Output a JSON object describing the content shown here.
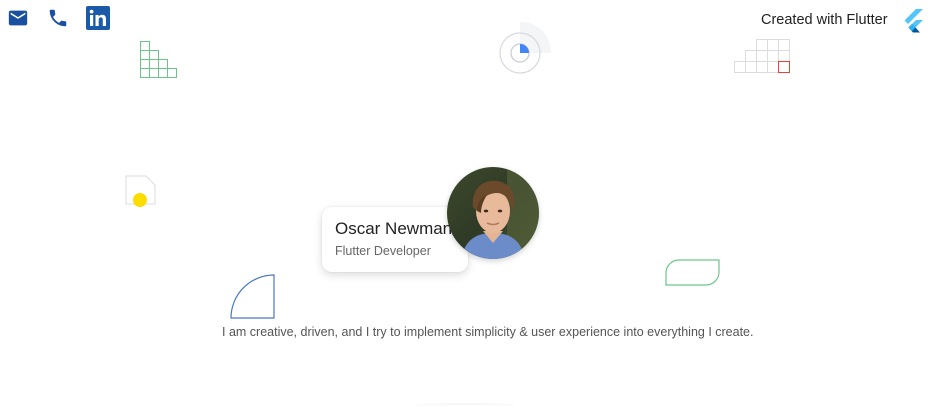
{
  "contacts": {
    "email_icon": "mail-icon",
    "phone_icon": "phone-icon",
    "linkedin_icon": "linkedin-icon",
    "linkedin_glyph": "in"
  },
  "brand": {
    "created_with": "Created with Flutter",
    "logo_icon": "flutter-logo-icon"
  },
  "profile": {
    "name": "Oscar Newman",
    "role": "Flutter Developer"
  },
  "bio": "I am creative, driven, and I try to implement simplicity & user experience into everything I create.",
  "colors": {
    "icon_blue": "#1a4fa0",
    "linkedin_blue": "#0a66c2",
    "flutter_light": "#54c5f8",
    "flutter_dark": "#01579b",
    "deco_green": "#34a853",
    "deco_blue": "#4285f4",
    "deco_red": "#ea4335",
    "deco_yellow": "#fbdd00",
    "deco_gray": "#d0d0d0"
  }
}
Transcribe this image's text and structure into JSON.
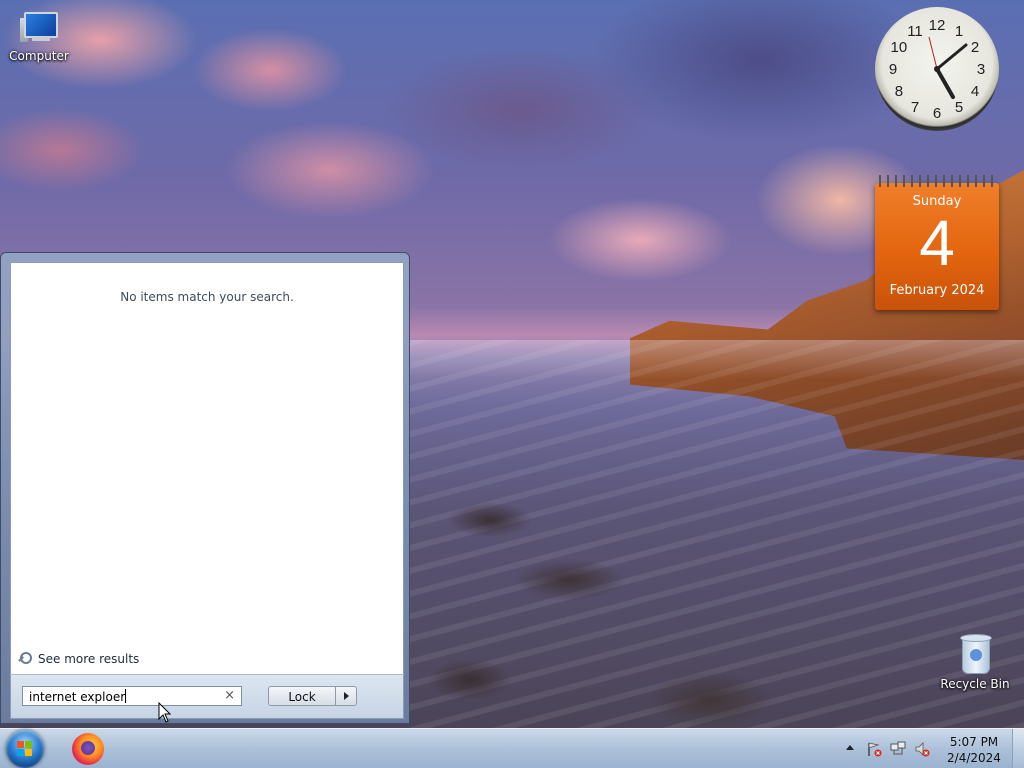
{
  "desktop": {
    "icons": [
      {
        "label": "Computer"
      },
      {
        "label": "Recycle Bin"
      }
    ]
  },
  "gadgets": {
    "clock": {
      "hour_numbers": [
        "12",
        "1",
        "2",
        "3",
        "4",
        "5",
        "6",
        "7",
        "8",
        "9",
        "10",
        "11"
      ],
      "time": "5:07"
    },
    "calendar": {
      "day_name": "Sunday",
      "day_number": "4",
      "month_year": "February 2024"
    }
  },
  "start_menu": {
    "no_results_text": "No items match your search.",
    "see_more_label": "See more results",
    "search": {
      "value": "internet exploer",
      "clear_glyph": "×"
    },
    "power_button_label": "Lock"
  },
  "taskbar": {
    "pinned": [
      "Firefox"
    ],
    "clock": {
      "time": "5:07 PM",
      "date": "2/4/2024"
    },
    "tray_icons": [
      "show-hidden-icons",
      "action-center-icon",
      "network-icon",
      "volume-muted-icon"
    ]
  },
  "colors": {
    "calendar_orange": "#e3650f",
    "taskbar": "#a8bed7"
  }
}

--------------------------------------------------

* **PROBLEM DETAILS**
Each line above is to be copied verbatim. Drop any image from the copy.

* **WRITTEN REPLY**
Output a JSON object describing the content shown here.
{
  "contacts": {
    "email_icon": "mail-icon",
    "phone_icon": "phone-icon",
    "linkedin_icon": "linkedin-icon",
    "linkedin_glyph": "in"
  },
  "brand": {
    "created_with": "Created with Flutter",
    "logo_icon": "flutter-logo-icon"
  },
  "profile": {
    "name": "Oscar Newman",
    "role": "Flutter Developer"
  },
  "bio": "I am creative, driven, and I try to implement simplicity & user experience into everything I create.",
  "colors": {
    "icon_blue": "#1a4fa0",
    "linkedin_blue": "#0a66c2",
    "flutter_light": "#54c5f8",
    "flutter_dark": "#01579b",
    "deco_green": "#34a853",
    "deco_blue": "#4285f4",
    "deco_red": "#ea4335",
    "deco_yellow": "#fbdd00",
    "deco_gray": "#d0d0d0"
  }
}
Transcribe this image's text and structure into JSON.
{
  "desktop": {
    "icons": [
      {
        "label": "Computer"
      },
      {
        "label": "Recycle Bin"
      }
    ]
  },
  "gadgets": {
    "clock": {
      "hour_numbers": [
        "12",
        "1",
        "2",
        "3",
        "4",
        "5",
        "6",
        "7",
        "8",
        "9",
        "10",
        "11"
      ],
      "time": "5:07"
    },
    "calendar": {
      "day_name": "Sunday",
      "day_number": "4",
      "month_year": "February 2024"
    }
  },
  "start_menu": {
    "no_results_text": "No items match your search.",
    "see_more_label": "See more results",
    "search": {
      "value": "internet exploer",
      "clear_glyph": "×"
    },
    "power_button_label": "Lock"
  },
  "taskbar": {
    "pinned": [
      "Firefox"
    ],
    "clock": {
      "time": "5:07 PM",
      "date": "2/4/2024"
    },
    "tray_icons": [
      "show-hidden-icons",
      "action-center-icon",
      "network-icon",
      "volume-muted-icon"
    ]
  },
  "colors": {
    "calendar_orange": "#e3650f",
    "taskbar": "#a8bed7"
  }
}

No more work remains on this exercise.